- [EXERCISE PROMPT]
Go through the entries below and copy each line containing the word "少年周恩来".

- [WORKING DATA]
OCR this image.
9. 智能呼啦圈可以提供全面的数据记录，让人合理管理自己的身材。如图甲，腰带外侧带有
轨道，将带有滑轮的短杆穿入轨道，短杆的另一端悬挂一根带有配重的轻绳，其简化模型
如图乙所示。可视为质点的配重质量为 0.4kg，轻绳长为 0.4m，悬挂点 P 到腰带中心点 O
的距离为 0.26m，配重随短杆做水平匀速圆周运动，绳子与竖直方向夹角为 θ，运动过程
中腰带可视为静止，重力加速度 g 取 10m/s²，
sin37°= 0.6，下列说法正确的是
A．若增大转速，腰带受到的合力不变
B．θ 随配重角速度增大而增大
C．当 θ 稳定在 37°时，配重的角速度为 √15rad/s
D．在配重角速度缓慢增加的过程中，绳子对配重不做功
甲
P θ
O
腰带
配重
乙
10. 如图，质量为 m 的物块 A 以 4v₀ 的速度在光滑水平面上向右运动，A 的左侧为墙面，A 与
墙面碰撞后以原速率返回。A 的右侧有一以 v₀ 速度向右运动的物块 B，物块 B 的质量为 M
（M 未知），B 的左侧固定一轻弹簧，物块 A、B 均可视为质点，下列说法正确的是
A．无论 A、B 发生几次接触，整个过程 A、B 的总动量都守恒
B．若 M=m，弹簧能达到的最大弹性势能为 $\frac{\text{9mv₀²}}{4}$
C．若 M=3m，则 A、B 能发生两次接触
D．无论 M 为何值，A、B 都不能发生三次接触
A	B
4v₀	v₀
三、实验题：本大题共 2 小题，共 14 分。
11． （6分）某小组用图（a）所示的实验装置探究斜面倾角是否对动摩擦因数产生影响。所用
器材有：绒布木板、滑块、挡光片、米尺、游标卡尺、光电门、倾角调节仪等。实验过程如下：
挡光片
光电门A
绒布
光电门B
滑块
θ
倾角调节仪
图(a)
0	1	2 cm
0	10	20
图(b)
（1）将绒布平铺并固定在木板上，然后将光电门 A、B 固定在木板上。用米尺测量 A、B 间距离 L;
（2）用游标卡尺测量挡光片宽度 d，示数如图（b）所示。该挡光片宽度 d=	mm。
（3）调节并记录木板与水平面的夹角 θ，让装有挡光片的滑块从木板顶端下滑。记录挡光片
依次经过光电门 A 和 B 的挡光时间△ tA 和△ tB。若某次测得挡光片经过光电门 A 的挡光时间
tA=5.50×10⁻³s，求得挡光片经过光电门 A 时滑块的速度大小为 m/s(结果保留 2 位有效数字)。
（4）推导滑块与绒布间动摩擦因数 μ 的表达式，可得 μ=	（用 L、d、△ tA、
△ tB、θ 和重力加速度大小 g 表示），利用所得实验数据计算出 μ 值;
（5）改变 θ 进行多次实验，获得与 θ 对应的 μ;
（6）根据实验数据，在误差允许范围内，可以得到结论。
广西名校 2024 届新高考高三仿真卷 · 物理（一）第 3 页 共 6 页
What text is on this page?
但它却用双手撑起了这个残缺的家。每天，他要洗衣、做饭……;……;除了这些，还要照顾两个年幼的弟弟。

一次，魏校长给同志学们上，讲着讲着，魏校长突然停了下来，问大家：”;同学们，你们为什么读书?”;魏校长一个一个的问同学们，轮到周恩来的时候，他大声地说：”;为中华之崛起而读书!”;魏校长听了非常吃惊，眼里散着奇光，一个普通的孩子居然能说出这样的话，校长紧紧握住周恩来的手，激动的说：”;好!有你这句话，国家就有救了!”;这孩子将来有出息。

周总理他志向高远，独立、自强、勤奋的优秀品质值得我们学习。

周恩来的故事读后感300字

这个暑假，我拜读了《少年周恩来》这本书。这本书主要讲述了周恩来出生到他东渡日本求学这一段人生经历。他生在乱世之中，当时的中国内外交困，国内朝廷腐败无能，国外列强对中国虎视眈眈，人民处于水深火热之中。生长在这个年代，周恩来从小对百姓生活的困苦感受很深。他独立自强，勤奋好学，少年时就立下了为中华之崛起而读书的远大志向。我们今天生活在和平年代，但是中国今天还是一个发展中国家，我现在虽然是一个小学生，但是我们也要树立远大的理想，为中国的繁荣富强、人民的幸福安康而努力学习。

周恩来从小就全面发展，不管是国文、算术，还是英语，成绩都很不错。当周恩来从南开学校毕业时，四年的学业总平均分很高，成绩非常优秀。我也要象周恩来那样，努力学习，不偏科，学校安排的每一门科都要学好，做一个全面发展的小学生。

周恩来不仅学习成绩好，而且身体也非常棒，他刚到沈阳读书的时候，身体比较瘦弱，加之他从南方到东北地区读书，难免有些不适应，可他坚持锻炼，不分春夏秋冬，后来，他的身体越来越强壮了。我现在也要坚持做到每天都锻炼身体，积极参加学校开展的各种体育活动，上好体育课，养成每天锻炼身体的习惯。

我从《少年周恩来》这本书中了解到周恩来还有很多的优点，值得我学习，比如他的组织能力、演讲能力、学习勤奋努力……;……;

- [ANSWER TO THIS PROBLEM]
这个暑假，我拜读了《少年周恩来》这本书。这本书主要讲述了周恩来出生到他东渡日本求学这一段人生经历。他生在乱世之中，当时的中国内外交困，国内朝廷腐败无能，国外列强对中国虎视眈眈，人民处于水深火热之中。生长在这个年代，周恩来从小对百姓生活的困苦感受很深。他独立自强，勤奋好学，少年时就立下了为中华之崛起而读书的远大志向。我们今天生活在和平年代，但是中国今天还是一个发展中国家，我现在虽然是一个小学生，但是我们也要树立远大的理想，为中国的繁荣富强、人民的幸福安康而努力学习。
我从《少年周恩来》这本书中了解到周恩来还有很多的优点，值得我学习，比如他的组织能力、演讲能力、学习勤奋努力……;……;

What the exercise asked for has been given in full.